• _The problem_: Pick out each line of the records in which the word "frac" appears.

• _Stored rows_:

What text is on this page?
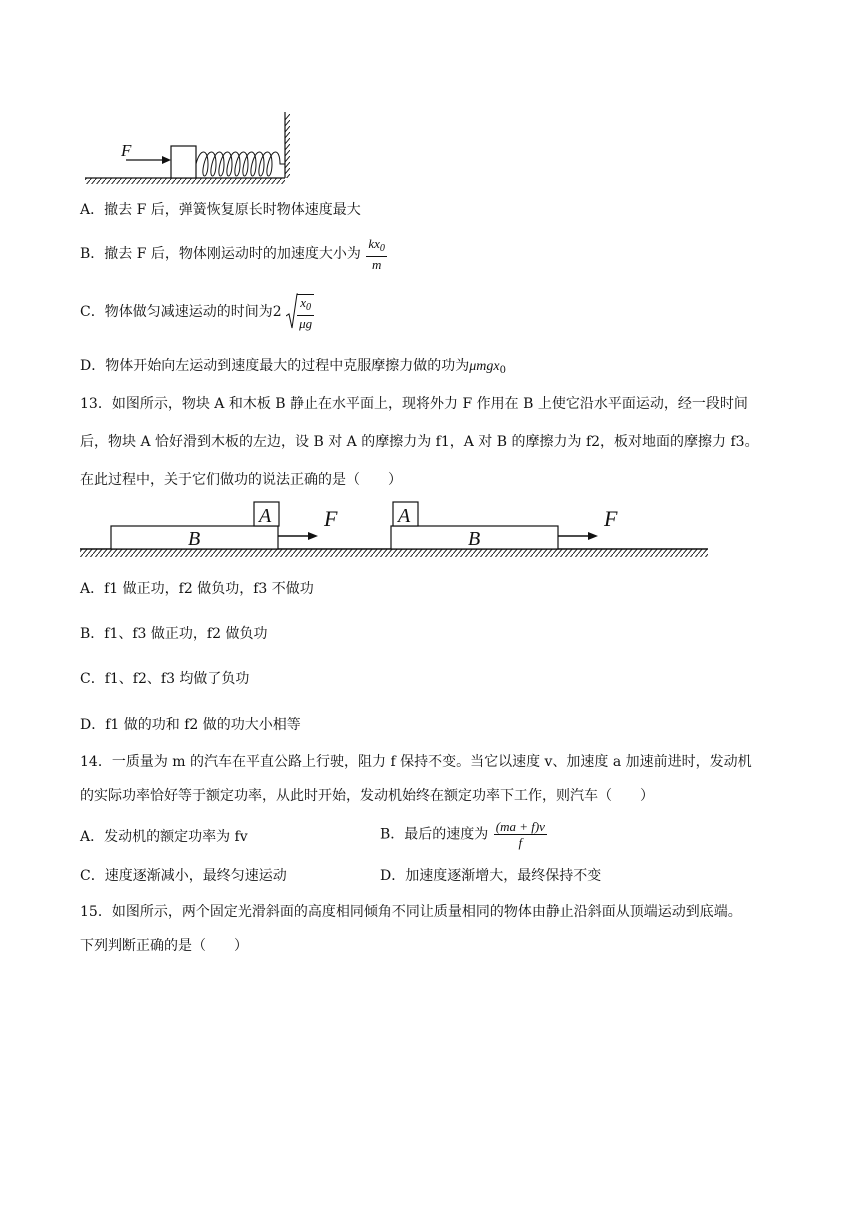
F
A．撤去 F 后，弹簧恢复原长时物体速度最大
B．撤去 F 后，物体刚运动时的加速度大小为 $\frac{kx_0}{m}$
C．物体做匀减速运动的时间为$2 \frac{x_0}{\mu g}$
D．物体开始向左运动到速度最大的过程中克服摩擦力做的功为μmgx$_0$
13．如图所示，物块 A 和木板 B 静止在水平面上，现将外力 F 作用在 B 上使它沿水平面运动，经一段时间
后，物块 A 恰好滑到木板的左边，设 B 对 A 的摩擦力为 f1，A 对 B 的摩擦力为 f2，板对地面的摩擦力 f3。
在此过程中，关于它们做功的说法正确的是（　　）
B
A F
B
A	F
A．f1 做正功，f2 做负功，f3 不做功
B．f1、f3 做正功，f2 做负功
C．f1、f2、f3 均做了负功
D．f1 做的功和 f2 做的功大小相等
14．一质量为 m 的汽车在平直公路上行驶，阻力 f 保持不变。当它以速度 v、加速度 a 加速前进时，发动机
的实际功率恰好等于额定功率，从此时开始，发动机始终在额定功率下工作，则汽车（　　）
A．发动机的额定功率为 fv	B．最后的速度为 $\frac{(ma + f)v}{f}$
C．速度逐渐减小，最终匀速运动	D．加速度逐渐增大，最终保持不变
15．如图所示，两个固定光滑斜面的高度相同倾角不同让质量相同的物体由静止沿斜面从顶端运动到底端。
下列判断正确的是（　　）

• _Reply to the task_:
B．撤去 F 后，物体刚运动时的加速度大小为 $\frac{kx_0}{m}$
C．物体做匀减速运动的时间为$2 \frac{x_0}{\mu g}$
A．发动机的额定功率为 fv	B．最后的速度为 $\frac{(ma + f)v}{f}$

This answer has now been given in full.